**TASK TO CARRY OUT:**
From the entries below, work out the number of lines that hold the word "Children", and give that number alone.

**** DATA FOR THIS TASK

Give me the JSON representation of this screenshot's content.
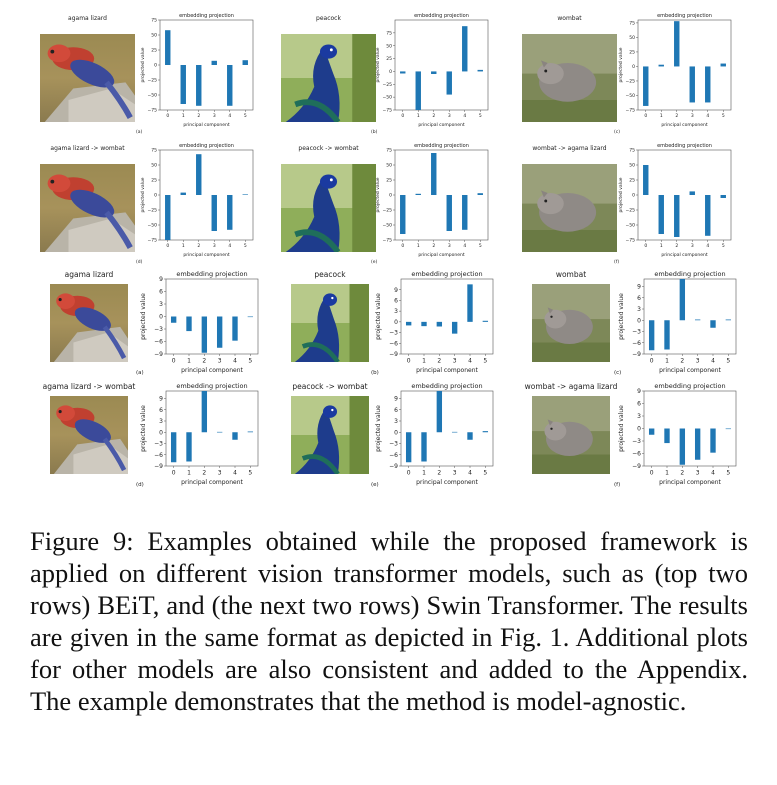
{
  "figure": {
    "caption": "Figure 9: Examples obtained while the proposed framework is applied on different vision transformer models, such as (top two rows) BEiT, and (the next two rows) Swin Transformer. The results are given in the same format as depicted in Fig. 1. Additional plots for other models are also consistent and added to the Appendix. The example demonstrates that the method is model-agnostic.",
    "rows": [
      {
        "panels": [
          {
            "photo_title": "agama lizard",
            "photo": "lizard",
            "chart_title": "embedding projection",
            "letter": "(a)"
          },
          {
            "photo_title": "peacock",
            "photo": "peacock",
            "chart_title": "embedding projection",
            "letter": "(b)"
          },
          {
            "photo_title": "wombat",
            "photo": "wombat",
            "chart_title": "embedding projection",
            "letter": "(c)"
          }
        ]
      },
      {
        "panels": [
          {
            "photo_title": "agama lizard -> wombat",
            "photo": "lizard",
            "chart_title": "embedding projection",
            "letter": "(d)"
          },
          {
            "photo_title": "peacock -> wombat",
            "photo": "peacock",
            "chart_title": "embedding projection",
            "letter": "(e)"
          },
          {
            "photo_title": "wombat -> agama lizard",
            "photo": "wombat",
            "chart_title": "embedding projection",
            "letter": "(f)"
          }
        ]
      },
      {
        "panels": [
          {
            "photo_title": "agama lizard",
            "photo": "lizard",
            "chart_title": "embedding projection",
            "letter": "(a)"
          },
          {
            "photo_title": "peacock",
            "photo": "peacock",
            "chart_title": "embedding projection",
            "letter": "(b)"
          },
          {
            "photo_title": "wombat",
            "photo": "wombat",
            "chart_title": "embedding projection",
            "letter": "(c)"
          }
        ]
      },
      {
        "panels": [
          {
            "photo_title": "agama lizard -> wombat",
            "photo": "lizard",
            "chart_title": "embedding projection",
            "letter": "(d)"
          },
          {
            "photo_title": "peacock -> wombat",
            "photo": "peacock",
            "chart_title": "embedding projection",
            "letter": "(e)"
          },
          {
            "photo_title": "wombat -> agama lizard",
            "photo": "wombat",
            "chart_title": "embedding projection",
            "letter": "(f)"
          }
        ]
      }
    ]
  },
  "chart_data": [
    {
      "type": "bar",
      "title": "embedding projection",
      "xlabel": "principal component",
      "ylabel": "projected value",
      "categories": [
        "0",
        "1",
        "2",
        "3",
        "4",
        "5"
      ],
      "values": [
        58,
        -65,
        -68,
        7,
        -68,
        8
      ],
      "ylim": [
        -75,
        75
      ],
      "yticks": [
        -75,
        -50,
        -25,
        0,
        25,
        50,
        75
      ],
      "color": "#1f77b4"
    },
    {
      "type": "bar",
      "title": "embedding projection",
      "xlabel": "principal component",
      "ylabel": "projected value",
      "categories": [
        "0",
        "1",
        "2",
        "3",
        "4",
        "5"
      ],
      "values": [
        -4,
        -75,
        -5,
        -45,
        88,
        3
      ],
      "ylim": [
        -75,
        100
      ],
      "yticks": [
        -75,
        -50,
        -25,
        0,
        25,
        50,
        75
      ],
      "color": "#1f77b4"
    },
    {
      "type": "bar",
      "title": "embedding projection",
      "xlabel": "principal component",
      "ylabel": "projected value",
      "categories": [
        "0",
        "1",
        "2",
        "3",
        "4",
        "5"
      ],
      "values": [
        -68,
        3,
        78,
        -62,
        -62,
        5
      ],
      "ylim": [
        -75,
        80
      ],
      "yticks": [
        -75,
        -50,
        -25,
        0,
        25,
        50,
        75
      ],
      "color": "#1f77b4"
    },
    {
      "type": "bar",
      "title": "embedding projection",
      "xlabel": "principal component",
      "ylabel": "projected value",
      "categories": [
        "0",
        "1",
        "2",
        "3",
        "4",
        "5"
      ],
      "values": [
        -75,
        4,
        68,
        -60,
        -58,
        1
      ],
      "ylim": [
        -75,
        75
      ],
      "yticks": [
        -75,
        -50,
        -25,
        0,
        25,
        50,
        75
      ],
      "color": "#1f77b4"
    },
    {
      "type": "bar",
      "title": "embedding projection",
      "xlabel": "principal component",
      "ylabel": "projected value",
      "categories": [
        "0",
        "1",
        "2",
        "3",
        "4",
        "5"
      ],
      "values": [
        -65,
        2,
        70,
        -60,
        -58,
        3
      ],
      "ylim": [
        -75,
        75
      ],
      "yticks": [
        -75,
        -50,
        -25,
        0,
        25,
        50,
        75
      ],
      "color": "#1f77b4"
    },
    {
      "type": "bar",
      "title": "embedding projection",
      "xlabel": "principal component",
      "ylabel": "projected value",
      "categories": [
        "0",
        "1",
        "2",
        "3",
        "4",
        "5"
      ],
      "values": [
        50,
        -65,
        -70,
        6,
        -68,
        -5
      ],
      "ylim": [
        -75,
        75
      ],
      "yticks": [
        -75,
        -50,
        -25,
        0,
        25,
        50,
        75
      ],
      "color": "#1f77b4"
    },
    {
      "type": "bar",
      "title": "embedding projection",
      "xlabel": "principal component",
      "ylabel": "projected value",
      "categories": [
        "0",
        "1",
        "2",
        "3",
        "4",
        "5"
      ],
      "values": [
        -1.5,
        -3.5,
        -8.7,
        -7.5,
        -5.8,
        0
      ],
      "ylim": [
        -9,
        9
      ],
      "yticks": [
        -9,
        -6,
        -3,
        0,
        3,
        6,
        9
      ],
      "color": "#1f77b4"
    },
    {
      "type": "bar",
      "title": "embedding projection",
      "xlabel": "principal component",
      "ylabel": "projected value",
      "categories": [
        "0",
        "1",
        "2",
        "3",
        "4",
        "5"
      ],
      "values": [
        -1.0,
        -1.2,
        -1.3,
        -3.3,
        10.5,
        0.3
      ],
      "ylim": [
        -9,
        12
      ],
      "yticks": [
        -9,
        -6,
        -3,
        0,
        3,
        6,
        9
      ],
      "color": "#1f77b4"
    },
    {
      "type": "bar",
      "title": "embedding projection",
      "xlabel": "principal component",
      "ylabel": "projected value",
      "categories": [
        "0",
        "1",
        "2",
        "3",
        "4",
        "5"
      ],
      "values": [
        -8.0,
        -7.8,
        11.0,
        0.2,
        -2.0,
        0.2
      ],
      "ylim": [
        -9,
        11
      ],
      "yticks": [
        -9,
        -6,
        -3,
        0,
        3,
        6,
        9
      ],
      "color": "#1f77b4"
    },
    {
      "type": "bar",
      "title": "embedding projection",
      "xlabel": "principal component",
      "ylabel": "projected value",
      "categories": [
        "0",
        "1",
        "2",
        "3",
        "4",
        "5"
      ],
      "values": [
        -8.0,
        -7.8,
        11.0,
        0.1,
        -2.0,
        0.2
      ],
      "ylim": [
        -9,
        11
      ],
      "yticks": [
        -9,
        -6,
        -3,
        0,
        3,
        6,
        9
      ],
      "color": "#1f77b4"
    },
    {
      "type": "bar",
      "title": "embedding projection",
      "xlabel": "principal component",
      "ylabel": "projected value",
      "categories": [
        "0",
        "1",
        "2",
        "3",
        "4",
        "5"
      ],
      "values": [
        -8.0,
        -7.8,
        11.0,
        0.1,
        -2.0,
        0.3
      ],
      "ylim": [
        -9,
        11
      ],
      "yticks": [
        -9,
        -6,
        -3,
        0,
        3,
        6,
        9
      ],
      "color": "#1f77b4"
    },
    {
      "type": "bar",
      "title": "embedding projection",
      "xlabel": "principal component",
      "ylabel": "projected value",
      "categories": [
        "0",
        "1",
        "2",
        "3",
        "4",
        "5"
      ],
      "values": [
        -1.5,
        -3.5,
        -8.7,
        -7.5,
        -5.8,
        0
      ],
      "ylim": [
        -9,
        9
      ],
      "yticks": [
        -9,
        -6,
        -3,
        0,
        3,
        6,
        9
      ],
      "color": "#1f77b4"
    }
  ]
}
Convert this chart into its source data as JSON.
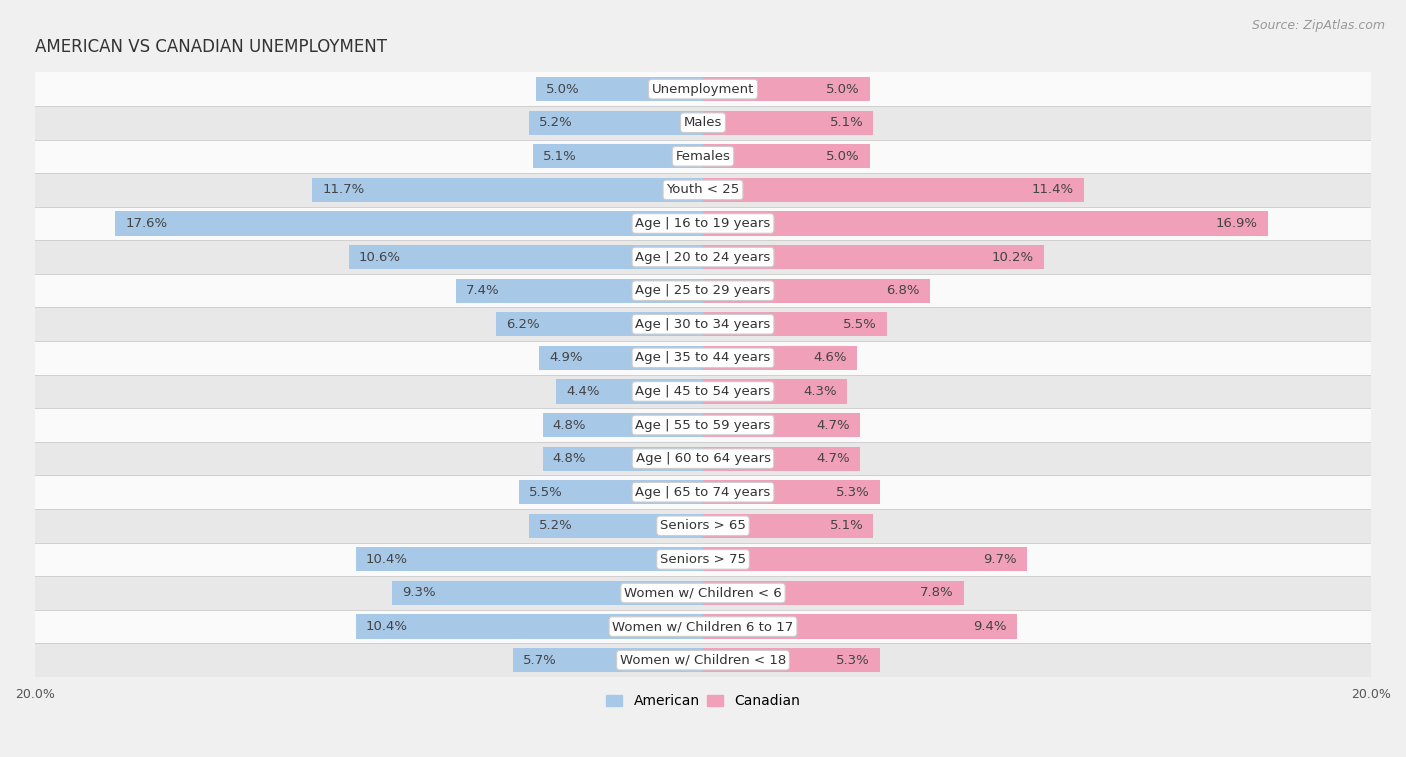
{
  "title": "AMERICAN VS CANADIAN UNEMPLOYMENT",
  "source": "Source: ZipAtlas.com",
  "categories": [
    "Unemployment",
    "Males",
    "Females",
    "Youth < 25",
    "Age | 16 to 19 years",
    "Age | 20 to 24 years",
    "Age | 25 to 29 years",
    "Age | 30 to 34 years",
    "Age | 35 to 44 years",
    "Age | 45 to 54 years",
    "Age | 55 to 59 years",
    "Age | 60 to 64 years",
    "Age | 65 to 74 years",
    "Seniors > 65",
    "Seniors > 75",
    "Women w/ Children < 6",
    "Women w/ Children 6 to 17",
    "Women w/ Children < 18"
  ],
  "american": [
    5.0,
    5.2,
    5.1,
    11.7,
    17.6,
    10.6,
    7.4,
    6.2,
    4.9,
    4.4,
    4.8,
    4.8,
    5.5,
    5.2,
    10.4,
    9.3,
    10.4,
    5.7
  ],
  "canadian": [
    5.0,
    5.1,
    5.0,
    11.4,
    16.9,
    10.2,
    6.8,
    5.5,
    4.6,
    4.3,
    4.7,
    4.7,
    5.3,
    5.1,
    9.7,
    7.8,
    9.4,
    5.3
  ],
  "american_color": "#a8c8e8",
  "canadian_color": "#f0a0b8",
  "highlight_american_color": "#7ab0d8",
  "highlight_canadian_color": "#e87898",
  "background_color": "#f0f0f0",
  "row_bg_light": "#fafafa",
  "row_bg_dark": "#e8e8e8",
  "row_separator_color": "#d0d0d0",
  "xlim": 20.0,
  "bar_height": 0.72,
  "value_fontsize": 9.5,
  "cat_fontsize": 9.5,
  "title_fontsize": 12,
  "source_fontsize": 9,
  "legend_fontsize": 10,
  "axis_fontsize": 9
}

********

**RESULT FOR THIS TASK:**
3